======== Supplied records ========

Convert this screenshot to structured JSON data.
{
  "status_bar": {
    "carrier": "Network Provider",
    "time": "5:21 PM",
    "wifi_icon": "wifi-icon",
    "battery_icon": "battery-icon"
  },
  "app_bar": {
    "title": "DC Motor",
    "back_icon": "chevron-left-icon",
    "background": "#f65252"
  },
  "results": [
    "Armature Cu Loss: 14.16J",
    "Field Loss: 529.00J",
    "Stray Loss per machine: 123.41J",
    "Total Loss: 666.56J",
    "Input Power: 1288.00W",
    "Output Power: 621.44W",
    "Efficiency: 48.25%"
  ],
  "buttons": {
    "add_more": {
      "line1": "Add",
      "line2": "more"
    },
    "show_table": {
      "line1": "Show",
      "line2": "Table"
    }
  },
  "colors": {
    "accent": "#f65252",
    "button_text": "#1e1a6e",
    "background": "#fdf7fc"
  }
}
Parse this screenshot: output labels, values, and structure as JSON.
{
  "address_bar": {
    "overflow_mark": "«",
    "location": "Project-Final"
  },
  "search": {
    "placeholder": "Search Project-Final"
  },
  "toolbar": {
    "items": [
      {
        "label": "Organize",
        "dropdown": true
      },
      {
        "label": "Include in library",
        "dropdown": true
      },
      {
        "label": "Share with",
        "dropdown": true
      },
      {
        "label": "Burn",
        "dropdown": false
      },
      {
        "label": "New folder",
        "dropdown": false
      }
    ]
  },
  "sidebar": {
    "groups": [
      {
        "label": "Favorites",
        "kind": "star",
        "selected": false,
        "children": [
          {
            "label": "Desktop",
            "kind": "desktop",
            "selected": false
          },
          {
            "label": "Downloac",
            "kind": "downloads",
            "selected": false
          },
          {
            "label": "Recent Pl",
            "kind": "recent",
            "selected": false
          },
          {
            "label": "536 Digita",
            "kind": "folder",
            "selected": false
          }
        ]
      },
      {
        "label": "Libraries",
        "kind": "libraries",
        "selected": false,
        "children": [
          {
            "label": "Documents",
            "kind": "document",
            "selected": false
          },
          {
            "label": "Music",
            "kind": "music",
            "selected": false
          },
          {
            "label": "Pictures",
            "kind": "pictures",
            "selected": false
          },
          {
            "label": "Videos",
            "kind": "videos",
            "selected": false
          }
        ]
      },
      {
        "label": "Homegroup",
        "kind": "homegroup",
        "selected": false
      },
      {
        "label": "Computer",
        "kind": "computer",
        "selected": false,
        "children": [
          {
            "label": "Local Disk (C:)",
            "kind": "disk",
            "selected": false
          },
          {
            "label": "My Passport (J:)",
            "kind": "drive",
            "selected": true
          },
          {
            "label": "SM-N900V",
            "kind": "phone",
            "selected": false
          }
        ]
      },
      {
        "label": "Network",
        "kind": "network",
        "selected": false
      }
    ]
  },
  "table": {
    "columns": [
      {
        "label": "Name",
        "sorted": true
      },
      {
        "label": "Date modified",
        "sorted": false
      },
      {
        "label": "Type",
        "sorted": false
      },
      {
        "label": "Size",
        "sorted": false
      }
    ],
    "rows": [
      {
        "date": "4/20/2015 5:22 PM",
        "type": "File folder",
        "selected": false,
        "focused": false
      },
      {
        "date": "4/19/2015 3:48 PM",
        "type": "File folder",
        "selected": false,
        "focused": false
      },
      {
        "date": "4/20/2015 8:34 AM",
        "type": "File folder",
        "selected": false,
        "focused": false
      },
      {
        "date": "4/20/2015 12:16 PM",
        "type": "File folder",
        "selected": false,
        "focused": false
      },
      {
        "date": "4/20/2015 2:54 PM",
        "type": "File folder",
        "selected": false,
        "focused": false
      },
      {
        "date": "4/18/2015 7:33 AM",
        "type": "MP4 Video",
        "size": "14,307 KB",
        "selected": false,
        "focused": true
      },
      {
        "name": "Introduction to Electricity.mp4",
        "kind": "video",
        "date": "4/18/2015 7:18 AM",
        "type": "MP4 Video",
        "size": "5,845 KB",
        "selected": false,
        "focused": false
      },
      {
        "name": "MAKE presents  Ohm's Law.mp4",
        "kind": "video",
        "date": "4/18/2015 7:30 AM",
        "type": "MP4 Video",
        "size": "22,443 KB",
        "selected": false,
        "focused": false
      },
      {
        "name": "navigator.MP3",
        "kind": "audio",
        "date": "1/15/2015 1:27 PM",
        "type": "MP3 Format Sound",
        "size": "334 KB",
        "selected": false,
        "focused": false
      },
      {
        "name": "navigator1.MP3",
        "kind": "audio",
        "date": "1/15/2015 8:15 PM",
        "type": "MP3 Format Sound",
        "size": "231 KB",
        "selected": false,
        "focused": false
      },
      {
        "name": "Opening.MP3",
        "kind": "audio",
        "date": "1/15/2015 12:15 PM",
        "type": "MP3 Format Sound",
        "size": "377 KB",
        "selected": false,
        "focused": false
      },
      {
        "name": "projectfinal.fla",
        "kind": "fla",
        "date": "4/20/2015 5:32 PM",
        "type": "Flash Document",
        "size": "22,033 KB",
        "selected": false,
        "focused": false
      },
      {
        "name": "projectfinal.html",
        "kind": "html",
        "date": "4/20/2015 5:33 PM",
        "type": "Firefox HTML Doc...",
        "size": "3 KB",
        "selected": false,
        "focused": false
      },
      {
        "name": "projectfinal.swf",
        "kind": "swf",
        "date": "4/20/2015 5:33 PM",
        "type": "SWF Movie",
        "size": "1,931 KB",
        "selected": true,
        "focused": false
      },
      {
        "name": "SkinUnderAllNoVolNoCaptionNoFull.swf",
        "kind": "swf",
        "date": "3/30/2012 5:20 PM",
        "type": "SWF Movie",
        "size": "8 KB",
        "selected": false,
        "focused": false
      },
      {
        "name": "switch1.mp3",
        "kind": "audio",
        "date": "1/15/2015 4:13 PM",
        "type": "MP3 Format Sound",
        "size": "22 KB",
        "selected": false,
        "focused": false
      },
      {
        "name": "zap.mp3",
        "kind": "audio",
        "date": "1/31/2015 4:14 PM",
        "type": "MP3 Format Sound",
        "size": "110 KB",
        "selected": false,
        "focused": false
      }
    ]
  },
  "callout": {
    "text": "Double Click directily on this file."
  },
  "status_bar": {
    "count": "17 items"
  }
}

========

Job
Reproduce the material above, every line of it, exactly.

Final result
Convert this screenshot to structured JSON data.
{
  "status_bar": {
    "carrier": "Network Provider",
    "time": "5:21 PM",
    "wifi_icon": "wifi-icon",
    "battery_icon": "battery-icon"
  },
  "app_bar": {
    "title": "DC Motor",
    "back_icon": "chevron-left-icon",
    "background": "#f65252"
  },
  "results": [
    "Armature Cu Loss: 14.16J",
    "Field Loss: 529.00J",
    "Stray Loss per machine: 123.41J",
    "Total Loss: 666.56J",
    "Input Power: 1288.00W",
    "Output Power: 621.44W",
    "Efficiency: 48.25%"
  ],
  "buttons": {
    "add_more": {
      "line1": "Add",
      "line2": "more"
    },
    "show_table": {
      "line1": "Show",
      "line2": "Table"
    }
  },
  "colors": {
    "accent": "#f65252",
    "button_text": "#1e1a6e",
    "background": "#fdf7fc"
  }
}
Parse this screenshot: output labels, values, and structure as JSON.
{
  "address_bar": {
    "overflow_mark": "«",
    "location": "Project-Final"
  },
  "search": {
    "placeholder": "Search Project-Final"
  },
  "toolbar": {
    "items": [
      {
        "label": "Organize",
        "dropdown": true
      },
      {
        "label": "Include in library",
        "dropdown": true
      },
      {
        "label": "Share with",
        "dropdown": true
      },
      {
        "label": "Burn",
        "dropdown": false
      },
      {
        "label": "New folder",
        "dropdown": false
      }
    ]
  },
  "sidebar": {
    "groups": [
      {
        "label": "Favorites",
        "kind": "star",
        "selected": false,
        "children": [
          {
            "label": "Desktop",
            "kind": "desktop",
            "selected": false
          },
          {
            "label": "Downloac",
            "kind": "downloads",
            "selected": false
          },
          {
            "label": "Recent Pl",
            "kind": "recent",
            "selected": false
          },
          {
            "label": "536 Digita",
            "kind": "folder",
            "selected": false
          }
        ]
      },
      {
        "label": "Libraries",
        "kind": "libraries",
        "selected": false,
        "children": [
          {
            "label": "Documents",
            "kind": "document",
            "selected": false
          },
          {
            "label": "Music",
            "kind": "music",
            "selected": false
          },
          {
            "label": "Pictures",
            "kind": "pictures",
            "selected": false
          },
          {
            "label": "Videos",
            "kind": "videos",
            "selected": false
          }
        ]
      },
      {
        "label": "Homegroup",
        "kind": "homegroup",
        "selected": false
      },
      {
        "label": "Computer",
        "kind": "computer",
        "selected": false,
        "children": [
          {
            "label": "Local Disk (C:)",
            "kind": "disk",
            "selected": false
          },
          {
            "label": "My Passport (J:)",
            "kind": "drive",
            "selected": true
          },
          {
            "label": "SM-N900V",
            "kind": "phone",
            "selected": false
          }
        ]
      },
      {
        "label": "Network",
        "kind": "network",
        "selected": false
      }
    ]
  },
  "table": {
    "columns": [
      {
        "label": "Name",
        "sorted": true
      },
      {
        "label": "Date modified",
        "sorted": false
      },
      {
        "label": "Type",
        "sorted": false
      },
      {
        "label": "Size",
        "sorted": false
      }
    ],
    "rows": [
      {
        "date": "4/20/2015 5:22 PM",
        "type": "File folder",
        "selected": false,
        "focused": false
      },
      {
        "date": "4/19/2015 3:48 PM",
        "type": "File folder",
        "selected": false,
        "focused": false
      },
      {
        "date": "4/20/2015 8:34 AM",
        "type": "File folder",
        "selected": false,
        "focused": false
      },
      {
        "date": "4/20/2015 12:16 PM",
        "type": "File folder",
        "selected": false,
        "focused": false
      },
      {
        "date": "4/20/2015 2:54 PM",
        "type": "File folder",
        "selected": false,
        "focused": false
      },
      {
        "date": "4/18/2015 7:33 AM",
        "type": "MP4 Video",
        "size": "14,307 KB",
        "selected": false,
        "focused": true
      },
      {
        "name": "Introduction to Electricity.mp4",
        "kind": "video",
        "date": "4/18/2015 7:18 AM",
        "type": "MP4 Video",
        "size": "5,845 KB",
        "selected": false,
        "focused": false
      },
      {
        "name": "MAKE presents  Ohm's Law.mp4",
        "kind": "video",
        "date": "4/18/2015 7:30 AM",
        "type": "MP4 Video",
        "size": "22,443 KB",
        "selected": false,
        "focused": false
      },
      {
        "name": "navigator.MP3",
        "kind": "audio",
        "date": "1/15/2015 1:27 PM",
        "type": "MP3 Format Sound",
        "size": "334 KB",
        "selected": false,
        "focused": false
      },
      {
        "name": "navigator1.MP3",
        "kind": "audio",
        "date": "1/15/2015 8:15 PM",
        "type": "MP3 Format Sound",
        "size": "231 KB",
        "selected": false,
        "focused": false
      },
      {
        "name": "Opening.MP3",
        "kind": "audio",
        "date": "1/15/2015 12:15 PM",
        "type": "MP3 Format Sound",
        "size": "377 KB",
        "selected": false,
        "focused": false
      },
      {
        "name": "projectfinal.fla",
        "kind": "fla",
        "date": "4/20/2015 5:32 PM",
        "type": "Flash Document",
        "size": "22,033 KB",
        "selected": false,
        "focused": false
      },
      {
        "name": "projectfinal.html",
        "kind": "html",
        "date": "4/20/2015 5:33 PM",
        "type": "Firefox HTML Doc...",
        "size": "3 KB",
        "selected": false,
        "focused": false
      },
      {
        "name": "projectfinal.swf",
        "kind": "swf",
        "date": "4/20/2015 5:33 PM",
        "type": "SWF Movie",
        "size": "1,931 KB",
        "selected": true,
        "focused": false
      },
      {
        "name": "SkinUnderAllNoVolNoCaptionNoFull.swf",
        "kind": "swf",
        "date": "3/30/2012 5:20 PM",
        "type": "SWF Movie",
        "size": "8 KB",
        "selected": false,
        "focused": false
      },
      {
        "name": "switch1.mp3",
        "kind": "audio",
        "date": "1/15/2015 4:13 PM",
        "type": "MP3 Format Sound",
        "size": "22 KB",
        "selected": false,
        "focused": false
      },
      {
        "name": "zap.mp3",
        "kind": "audio",
        "date": "1/31/2015 4:14 PM",
        "type": "MP3 Format Sound",
        "size": "110 KB",
        "selected": false,
        "focused": false
      }
    ]
  },
  "callout": {
    "text": "Double Click directily on this file."
  },
  "status_bar": {
    "count": "17 items"
  }
}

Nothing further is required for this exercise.